Data entries:
□ □ □ □ □

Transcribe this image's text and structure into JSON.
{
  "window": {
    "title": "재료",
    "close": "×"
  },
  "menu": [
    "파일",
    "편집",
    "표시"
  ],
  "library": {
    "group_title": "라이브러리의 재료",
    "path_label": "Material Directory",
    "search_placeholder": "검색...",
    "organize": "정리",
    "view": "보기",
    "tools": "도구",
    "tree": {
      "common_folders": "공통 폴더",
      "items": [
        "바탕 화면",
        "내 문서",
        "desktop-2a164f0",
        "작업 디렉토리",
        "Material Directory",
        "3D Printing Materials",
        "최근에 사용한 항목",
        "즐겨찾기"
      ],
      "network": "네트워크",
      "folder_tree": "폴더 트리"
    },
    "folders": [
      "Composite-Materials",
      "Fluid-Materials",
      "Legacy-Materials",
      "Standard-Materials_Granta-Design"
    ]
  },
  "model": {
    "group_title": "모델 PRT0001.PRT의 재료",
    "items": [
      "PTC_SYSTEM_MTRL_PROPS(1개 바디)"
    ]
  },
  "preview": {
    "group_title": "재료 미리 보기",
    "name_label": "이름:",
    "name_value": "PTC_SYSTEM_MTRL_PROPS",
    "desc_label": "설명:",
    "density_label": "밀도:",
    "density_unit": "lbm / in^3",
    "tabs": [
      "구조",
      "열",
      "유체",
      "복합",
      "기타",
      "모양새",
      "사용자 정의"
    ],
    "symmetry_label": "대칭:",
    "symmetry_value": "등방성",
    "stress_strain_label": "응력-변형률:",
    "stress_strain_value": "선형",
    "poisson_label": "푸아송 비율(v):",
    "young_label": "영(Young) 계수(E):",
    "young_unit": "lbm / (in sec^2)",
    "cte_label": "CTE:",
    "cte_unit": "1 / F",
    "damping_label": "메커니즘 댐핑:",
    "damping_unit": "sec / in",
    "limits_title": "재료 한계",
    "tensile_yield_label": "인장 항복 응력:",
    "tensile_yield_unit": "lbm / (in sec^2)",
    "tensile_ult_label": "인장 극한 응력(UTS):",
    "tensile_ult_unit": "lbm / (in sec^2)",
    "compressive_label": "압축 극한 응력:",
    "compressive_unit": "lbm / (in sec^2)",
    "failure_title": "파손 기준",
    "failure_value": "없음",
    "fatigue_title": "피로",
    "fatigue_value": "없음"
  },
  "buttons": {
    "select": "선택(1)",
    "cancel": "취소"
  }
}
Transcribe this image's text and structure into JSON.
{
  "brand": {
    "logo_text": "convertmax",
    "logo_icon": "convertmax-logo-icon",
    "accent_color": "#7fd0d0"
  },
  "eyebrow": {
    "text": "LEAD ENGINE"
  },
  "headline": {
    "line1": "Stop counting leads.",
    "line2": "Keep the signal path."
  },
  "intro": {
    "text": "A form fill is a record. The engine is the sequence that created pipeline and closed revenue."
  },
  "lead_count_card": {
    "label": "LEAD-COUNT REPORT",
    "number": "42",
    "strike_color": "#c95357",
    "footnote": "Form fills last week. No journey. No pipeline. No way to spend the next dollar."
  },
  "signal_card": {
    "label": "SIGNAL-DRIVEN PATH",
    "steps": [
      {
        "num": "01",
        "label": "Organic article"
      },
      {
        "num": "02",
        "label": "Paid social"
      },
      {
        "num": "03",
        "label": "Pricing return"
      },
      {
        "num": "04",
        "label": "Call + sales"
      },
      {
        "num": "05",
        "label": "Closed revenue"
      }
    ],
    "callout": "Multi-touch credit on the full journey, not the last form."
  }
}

□ □ □ □ □

**Task details**:
Please copy out each record, character for character.

**Result of the exercise**:
Transcribe this image's text and structure into JSON.
{
  "window": {
    "title": "재료",
    "close": "×"
  },
  "menu": [
    "파일",
    "편집",
    "표시"
  ],
  "library": {
    "group_title": "라이브러리의 재료",
    "path_label": "Material Directory",
    "search_placeholder": "검색...",
    "organize": "정리",
    "view": "보기",
    "tools": "도구",
    "tree": {
      "common_folders": "공통 폴더",
      "items": [
        "바탕 화면",
        "내 문서",
        "desktop-2a164f0",
        "작업 디렉토리",
        "Material Directory",
        "3D Printing Materials",
        "최근에 사용한 항목",
        "즐겨찾기"
      ],
      "network": "네트워크",
      "folder_tree": "폴더 트리"
    },
    "folders": [
      "Composite-Materials",
      "Fluid-Materials",
      "Legacy-Materials",
      "Standard-Materials_Granta-Design"
    ]
  },
  "model": {
    "group_title": "모델 PRT0001.PRT의 재료",
    "items": [
      "PTC_SYSTEM_MTRL_PROPS(1개 바디)"
    ]
  },
  "preview": {
    "group_title": "재료 미리 보기",
    "name_label": "이름:",
    "name_value": "PTC_SYSTEM_MTRL_PROPS",
    "desc_label": "설명:",
    "density_label": "밀도:",
    "density_unit": "lbm / in^3",
    "tabs": [
      "구조",
      "열",
      "유체",
      "복합",
      "기타",
      "모양새",
      "사용자 정의"
    ],
    "symmetry_label": "대칭:",
    "symmetry_value": "등방성",
    "stress_strain_label": "응력-변형률:",
    "stress_strain_value": "선형",
    "poisson_label": "푸아송 비율(v):",
    "young_label": "영(Young) 계수(E):",
    "young_unit": "lbm / (in sec^2)",
    "cte_label": "CTE:",
    "cte_unit": "1 / F",
    "damping_label": "메커니즘 댐핑:",
    "damping_unit": "sec / in",
    "limits_title": "재료 한계",
    "tensile_yield_label": "인장 항복 응력:",
    "tensile_yield_unit": "lbm / (in sec^2)",
    "tensile_ult_label": "인장 극한 응력(UTS):",
    "tensile_ult_unit": "lbm / (in sec^2)",
    "compressive_label": "압축 극한 응력:",
    "compressive_unit": "lbm / (in sec^2)",
    "failure_title": "파손 기준",
    "failure_value": "없음",
    "fatigue_title": "피로",
    "fatigue_value": "없음"
  },
  "buttons": {
    "select": "선택(1)",
    "cancel": "취소"
  }
}
Transcribe this image's text and structure into JSON.
{
  "brand": {
    "logo_text": "convertmax",
    "logo_icon": "convertmax-logo-icon",
    "accent_color": "#7fd0d0"
  },
  "eyebrow": {
    "text": "LEAD ENGINE"
  },
  "headline": {
    "line1": "Stop counting leads.",
    "line2": "Keep the signal path."
  },
  "intro": {
    "text": "A form fill is a record. The engine is the sequence that created pipeline and closed revenue."
  },
  "lead_count_card": {
    "label": "LEAD-COUNT REPORT",
    "number": "42",
    "strike_color": "#c95357",
    "footnote": "Form fills last week. No journey. No pipeline. No way to spend the next dollar."
  },
  "signal_card": {
    "label": "SIGNAL-DRIVEN PATH",
    "steps": [
      {
        "num": "01",
        "label": "Organic article"
      },
      {
        "num": "02",
        "label": "Paid social"
      },
      {
        "num": "03",
        "label": "Pricing return"
      },
      {
        "num": "04",
        "label": "Call + sales"
      },
      {
        "num": "05",
        "label": "Closed revenue"
      }
    ],
    "callout": "Multi-touch credit on the full journey, not the last form."
  }
}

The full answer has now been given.